=== Material supplied ===

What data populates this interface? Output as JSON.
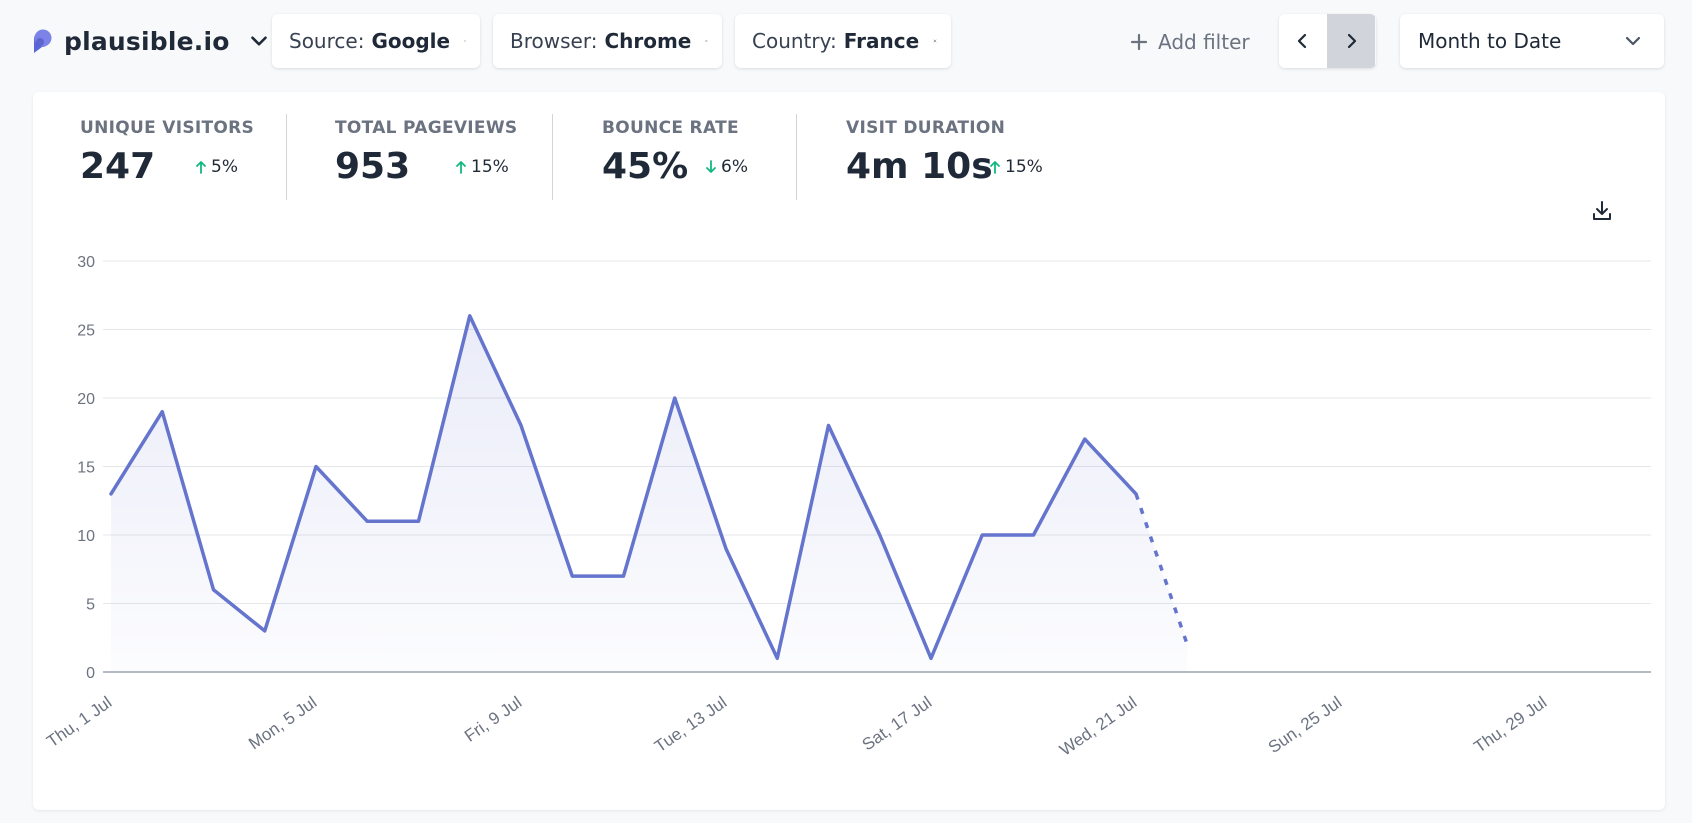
{
  "topbar": {
    "site_name": "plausible.io",
    "filters": [
      {
        "label": "Source:",
        "value": "Google"
      },
      {
        "label": "Browser:",
        "value": "Chrome"
      },
      {
        "label": "Country:",
        "value": "France"
      }
    ],
    "add_filter_label": "Add filter",
    "period_label": "Month to Date"
  },
  "stats": [
    {
      "label": "UNIQUE VISITORS",
      "value": "247",
      "change": "5%",
      "direction": "up"
    },
    {
      "label": "TOTAL PAGEVIEWS",
      "value": "953",
      "change": "15%",
      "direction": "up"
    },
    {
      "label": "BOUNCE RATE",
      "value": "45%",
      "change": "6%",
      "direction": "down"
    },
    {
      "label": "VISIT DURATION",
      "value": "4m 10s",
      "change": "15%",
      "direction": "up"
    }
  ],
  "colors": {
    "line": "#6574cd",
    "up_arrow": "#10b981",
    "down_arrow": "#10b981",
    "grid": "#e5e7eb",
    "axis_text": "#6b7280"
  },
  "chart_data": {
    "type": "line",
    "x": [
      "Thu, 1 Jul",
      "Fri, 2 Jul",
      "Sat, 3 Jul",
      "Sun, 4 Jul",
      "Mon, 5 Jul",
      "Tue, 6 Jul",
      "Wed, 7 Jul",
      "Thu, 8 Jul",
      "Fri, 9 Jul",
      "Sat, 10 Jul",
      "Sun, 11 Jul",
      "Mon, 12 Jul",
      "Tue, 13 Jul",
      "Wed, 14 Jul",
      "Thu, 15 Jul",
      "Fri, 16 Jul",
      "Sat, 17 Jul",
      "Sun, 18 Jul",
      "Mon, 19 Jul",
      "Tue, 20 Jul",
      "Wed, 21 Jul",
      "Thu, 22 Jul",
      "Fri, 23 Jul",
      "Sat, 24 Jul",
      "Sun, 25 Jul",
      "Mon, 26 Jul",
      "Tue, 27 Jul",
      "Wed, 28 Jul",
      "Thu, 29 Jul",
      "Fri, 30 Jul",
      "Sat, 31 Jul"
    ],
    "series": [
      {
        "values": [
          13,
          19,
          6,
          3,
          15,
          11,
          11,
          26,
          18,
          7,
          7,
          20,
          9,
          1,
          18,
          10,
          1,
          10,
          10,
          17,
          13,
          2
        ]
      }
    ],
    "dashed_from_index": 20,
    "tick_labels": [
      "Thu, 1 Jul",
      "Mon, 5 Jul",
      "Fri, 9 Jul",
      "Tue, 13 Jul",
      "Sat, 17 Jul",
      "Wed, 21 Jul",
      "Sun, 25 Jul",
      "Thu, 29 Jul"
    ],
    "ylim": [
      0,
      30
    ],
    "yticks": [
      0,
      5,
      10,
      15,
      20,
      25,
      30
    ],
    "grid": true
  }
}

===

_To do_
Copy each line above where the string "change" occurs.

_Exercise response_
      "change": "5%",
      "change": "15%",
      "change": "6%",
      "change": "15%",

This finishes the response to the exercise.